# TASK GOAL:
Give the entries again, word for word.

* start *

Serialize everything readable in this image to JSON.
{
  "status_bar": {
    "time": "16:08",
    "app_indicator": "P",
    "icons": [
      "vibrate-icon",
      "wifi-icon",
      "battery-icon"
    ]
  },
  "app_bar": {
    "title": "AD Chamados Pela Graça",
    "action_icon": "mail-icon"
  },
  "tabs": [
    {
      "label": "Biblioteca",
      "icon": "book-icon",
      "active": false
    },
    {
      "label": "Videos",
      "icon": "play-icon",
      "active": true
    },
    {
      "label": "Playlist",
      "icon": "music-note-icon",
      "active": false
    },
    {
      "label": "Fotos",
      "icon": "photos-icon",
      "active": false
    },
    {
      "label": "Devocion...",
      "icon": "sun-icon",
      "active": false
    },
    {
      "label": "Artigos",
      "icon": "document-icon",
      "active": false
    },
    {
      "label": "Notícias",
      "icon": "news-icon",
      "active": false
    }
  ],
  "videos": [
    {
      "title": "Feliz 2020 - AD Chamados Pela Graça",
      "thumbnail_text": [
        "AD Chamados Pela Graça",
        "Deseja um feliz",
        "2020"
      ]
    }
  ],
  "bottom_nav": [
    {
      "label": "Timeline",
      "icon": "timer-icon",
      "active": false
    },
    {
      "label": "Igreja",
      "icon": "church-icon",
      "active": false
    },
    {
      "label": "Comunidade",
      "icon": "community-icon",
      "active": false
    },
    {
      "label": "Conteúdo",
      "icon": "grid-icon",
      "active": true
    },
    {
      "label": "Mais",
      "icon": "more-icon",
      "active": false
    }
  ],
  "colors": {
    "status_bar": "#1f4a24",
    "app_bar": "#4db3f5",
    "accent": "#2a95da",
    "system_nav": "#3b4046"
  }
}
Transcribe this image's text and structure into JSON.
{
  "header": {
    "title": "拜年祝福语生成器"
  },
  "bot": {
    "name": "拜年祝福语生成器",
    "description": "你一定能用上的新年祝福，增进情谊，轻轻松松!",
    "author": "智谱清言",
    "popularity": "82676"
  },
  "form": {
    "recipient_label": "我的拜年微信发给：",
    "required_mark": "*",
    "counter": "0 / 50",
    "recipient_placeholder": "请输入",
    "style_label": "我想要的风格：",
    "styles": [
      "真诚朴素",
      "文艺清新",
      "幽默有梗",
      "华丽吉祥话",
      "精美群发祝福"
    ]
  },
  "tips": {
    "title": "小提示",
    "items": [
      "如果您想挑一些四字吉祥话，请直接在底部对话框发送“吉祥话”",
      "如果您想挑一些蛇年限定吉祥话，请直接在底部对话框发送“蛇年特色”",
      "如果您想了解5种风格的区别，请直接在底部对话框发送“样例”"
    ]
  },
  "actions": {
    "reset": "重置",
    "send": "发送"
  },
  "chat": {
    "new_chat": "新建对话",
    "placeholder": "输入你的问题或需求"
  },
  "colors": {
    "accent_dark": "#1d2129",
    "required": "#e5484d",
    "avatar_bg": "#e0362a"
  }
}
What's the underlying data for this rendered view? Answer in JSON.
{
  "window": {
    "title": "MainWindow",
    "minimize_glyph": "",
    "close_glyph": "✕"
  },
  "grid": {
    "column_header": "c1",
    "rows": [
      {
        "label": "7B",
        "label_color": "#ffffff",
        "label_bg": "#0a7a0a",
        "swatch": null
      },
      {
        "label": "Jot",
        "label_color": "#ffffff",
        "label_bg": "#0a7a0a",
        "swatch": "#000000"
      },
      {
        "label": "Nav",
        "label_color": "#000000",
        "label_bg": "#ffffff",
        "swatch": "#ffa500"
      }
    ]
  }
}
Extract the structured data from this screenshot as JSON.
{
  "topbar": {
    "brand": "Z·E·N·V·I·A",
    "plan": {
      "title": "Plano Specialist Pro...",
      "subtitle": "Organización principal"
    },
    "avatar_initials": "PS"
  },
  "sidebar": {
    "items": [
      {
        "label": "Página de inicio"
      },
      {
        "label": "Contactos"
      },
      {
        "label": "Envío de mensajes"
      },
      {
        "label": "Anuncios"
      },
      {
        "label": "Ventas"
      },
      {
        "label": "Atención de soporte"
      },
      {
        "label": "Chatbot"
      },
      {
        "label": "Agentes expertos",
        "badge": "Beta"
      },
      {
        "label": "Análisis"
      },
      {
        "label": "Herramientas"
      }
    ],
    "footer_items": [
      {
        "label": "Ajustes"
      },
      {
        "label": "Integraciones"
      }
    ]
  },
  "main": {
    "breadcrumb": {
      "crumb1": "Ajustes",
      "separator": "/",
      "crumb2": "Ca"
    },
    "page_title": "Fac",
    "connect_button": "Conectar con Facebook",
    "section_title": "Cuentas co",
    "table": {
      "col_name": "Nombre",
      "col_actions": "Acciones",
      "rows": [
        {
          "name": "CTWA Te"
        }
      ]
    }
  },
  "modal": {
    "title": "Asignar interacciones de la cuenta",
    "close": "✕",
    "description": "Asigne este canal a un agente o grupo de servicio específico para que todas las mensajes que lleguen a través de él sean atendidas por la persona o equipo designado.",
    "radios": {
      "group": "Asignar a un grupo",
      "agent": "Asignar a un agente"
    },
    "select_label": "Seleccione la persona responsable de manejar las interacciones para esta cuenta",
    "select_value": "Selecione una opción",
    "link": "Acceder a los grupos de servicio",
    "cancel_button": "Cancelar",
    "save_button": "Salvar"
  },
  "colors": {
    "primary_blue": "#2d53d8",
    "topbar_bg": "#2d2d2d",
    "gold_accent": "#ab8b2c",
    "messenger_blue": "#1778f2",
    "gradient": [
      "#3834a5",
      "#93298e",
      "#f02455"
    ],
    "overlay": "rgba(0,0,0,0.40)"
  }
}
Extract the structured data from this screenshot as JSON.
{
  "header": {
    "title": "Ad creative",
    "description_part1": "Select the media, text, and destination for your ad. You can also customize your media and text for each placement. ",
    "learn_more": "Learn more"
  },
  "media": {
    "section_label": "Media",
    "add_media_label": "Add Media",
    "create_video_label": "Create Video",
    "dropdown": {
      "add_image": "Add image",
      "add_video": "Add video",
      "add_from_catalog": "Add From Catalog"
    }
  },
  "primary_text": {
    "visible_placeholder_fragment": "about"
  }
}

* end *

# SOLUTION TO THE PROBLEM:
Serialize everything readable in this image to JSON.
{
  "status_bar": {
    "time": "16:08",
    "app_indicator": "P",
    "icons": [
      "vibrate-icon",
      "wifi-icon",
      "battery-icon"
    ]
  },
  "app_bar": {
    "title": "AD Chamados Pela Graça",
    "action_icon": "mail-icon"
  },
  "tabs": [
    {
      "label": "Biblioteca",
      "icon": "book-icon",
      "active": false
    },
    {
      "label": "Videos",
      "icon": "play-icon",
      "active": true
    },
    {
      "label": "Playlist",
      "icon": "music-note-icon",
      "active": false
    },
    {
      "label": "Fotos",
      "icon": "photos-icon",
      "active": false
    },
    {
      "label": "Devocion...",
      "icon": "sun-icon",
      "active": false
    },
    {
      "label": "Artigos",
      "icon": "document-icon",
      "active": false
    },
    {
      "label": "Notícias",
      "icon": "news-icon",
      "active": false
    }
  ],
  "videos": [
    {
      "title": "Feliz 2020 - AD Chamados Pela Graça",
      "thumbnail_text": [
        "AD Chamados Pela Graça",
        "Deseja um feliz",
        "2020"
      ]
    }
  ],
  "bottom_nav": [
    {
      "label": "Timeline",
      "icon": "timer-icon",
      "active": false
    },
    {
      "label": "Igreja",
      "icon": "church-icon",
      "active": false
    },
    {
      "label": "Comunidade",
      "icon": "community-icon",
      "active": false
    },
    {
      "label": "Conteúdo",
      "icon": "grid-icon",
      "active": true
    },
    {
      "label": "Mais",
      "icon": "more-icon",
      "active": false
    }
  ],
  "colors": {
    "status_bar": "#1f4a24",
    "app_bar": "#4db3f5",
    "accent": "#2a95da",
    "system_nav": "#3b4046"
  }
}
Transcribe this image's text and structure into JSON.
{
  "header": {
    "title": "拜年祝福语生成器"
  },
  "bot": {
    "name": "拜年祝福语生成器",
    "description": "你一定能用上的新年祝福，增进情谊，轻轻松松!",
    "author": "智谱清言",
    "popularity": "82676"
  },
  "form": {
    "recipient_label": "我的拜年微信发给：",
    "required_mark": "*",
    "counter": "0 / 50",
    "recipient_placeholder": "请输入",
    "style_label": "我想要的风格：",
    "styles": [
      "真诚朴素",
      "文艺清新",
      "幽默有梗",
      "华丽吉祥话",
      "精美群发祝福"
    ]
  },
  "tips": {
    "title": "小提示",
    "items": [
      "如果您想挑一些四字吉祥话，请直接在底部对话框发送“吉祥话”",
      "如果您想挑一些蛇年限定吉祥话，请直接在底部对话框发送“蛇年特色”",
      "如果您想了解5种风格的区别，请直接在底部对话框发送“样例”"
    ]
  },
  "actions": {
    "reset": "重置",
    "send": "发送"
  },
  "chat": {
    "new_chat": "新建对话",
    "placeholder": "输入你的问题或需求"
  },
  "colors": {
    "accent_dark": "#1d2129",
    "required": "#e5484d",
    "avatar_bg": "#e0362a"
  }
}
What's the underlying data for this rendered view? Answer in JSON.
{
  "window": {
    "title": "MainWindow",
    "minimize_glyph": "",
    "close_glyph": "✕"
  },
  "grid": {
    "column_header": "c1",
    "rows": [
      {
        "label": "7B",
        "label_color": "#ffffff",
        "label_bg": "#0a7a0a",
        "swatch": null
      },
      {
        "label": "Jot",
        "label_color": "#ffffff",
        "label_bg": "#0a7a0a",
        "swatch": "#000000"
      },
      {
        "label": "Nav",
        "label_color": "#000000",
        "label_bg": "#ffffff",
        "swatch": "#ffa500"
      }
    ]
  }
}
Extract the structured data from this screenshot as JSON.
{
  "topbar": {
    "brand": "Z·E·N·V·I·A",
    "plan": {
      "title": "Plano Specialist Pro...",
      "subtitle": "Organización principal"
    },
    "avatar_initials": "PS"
  },
  "sidebar": {
    "items": [
      {
        "label": "Página de inicio"
      },
      {
        "label": "Contactos"
      },
      {
        "label": "Envío de mensajes"
      },
      {
        "label": "Anuncios"
      },
      {
        "label": "Ventas"
      },
      {
        "label": "Atención de soporte"
      },
      {
        "label": "Chatbot"
      },
      {
        "label": "Agentes expertos",
        "badge": "Beta"
      },
      {
        "label": "Análisis"
      },
      {
        "label": "Herramientas"
      }
    ],
    "footer_items": [
      {
        "label": "Ajustes"
      },
      {
        "label": "Integraciones"
      }
    ]
  },
  "main": {
    "breadcrumb": {
      "crumb1": "Ajustes",
      "separator": "/",
      "crumb2": "Ca"
    },
    "page_title": "Fac",
    "connect_button": "Conectar con Facebook",
    "section_title": "Cuentas co",
    "table": {
      "col_name": "Nombre",
      "col_actions": "Acciones",
      "rows": [
        {
          "name": "CTWA Te"
        }
      ]
    }
  },
  "modal": {
    "title": "Asignar interacciones de la cuenta",
    "close": "✕",
    "description": "Asigne este canal a un agente o grupo de servicio específico para que todas las mensajes que lleguen a través de él sean atendidas por la persona o equipo designado.",
    "radios": {
      "group": "Asignar a un grupo",
      "agent": "Asignar a un agente"
    },
    "select_label": "Seleccione la persona responsable de manejar las interacciones para esta cuenta",
    "select_value": "Selecione una opción",
    "link": "Acceder a los grupos de servicio",
    "cancel_button": "Cancelar",
    "save_button": "Salvar"
  },
  "colors": {
    "primary_blue": "#2d53d8",
    "topbar_bg": "#2d2d2d",
    "gold_accent": "#ab8b2c",
    "messenger_blue": "#1778f2",
    "gradient": [
      "#3834a5",
      "#93298e",
      "#f02455"
    ],
    "overlay": "rgba(0,0,0,0.40)"
  }
}
Extract the structured data from this screenshot as JSON.
{
  "header": {
    "title": "Ad creative",
    "description_part1": "Select the media, text, and destination for your ad. You can also customize your media and text for each placement. ",
    "learn_more": "Learn more"
  },
  "media": {
    "section_label": "Media",
    "add_media_label": "Add Media",
    "create_video_label": "Create Video",
    "dropdown": {
      "add_image": "Add image",
      "add_video": "Add video",
      "add_from_catalog": "Add From Catalog"
    }
  },
  "primary_text": {
    "visible_placeholder_fragment": "about"
  }
}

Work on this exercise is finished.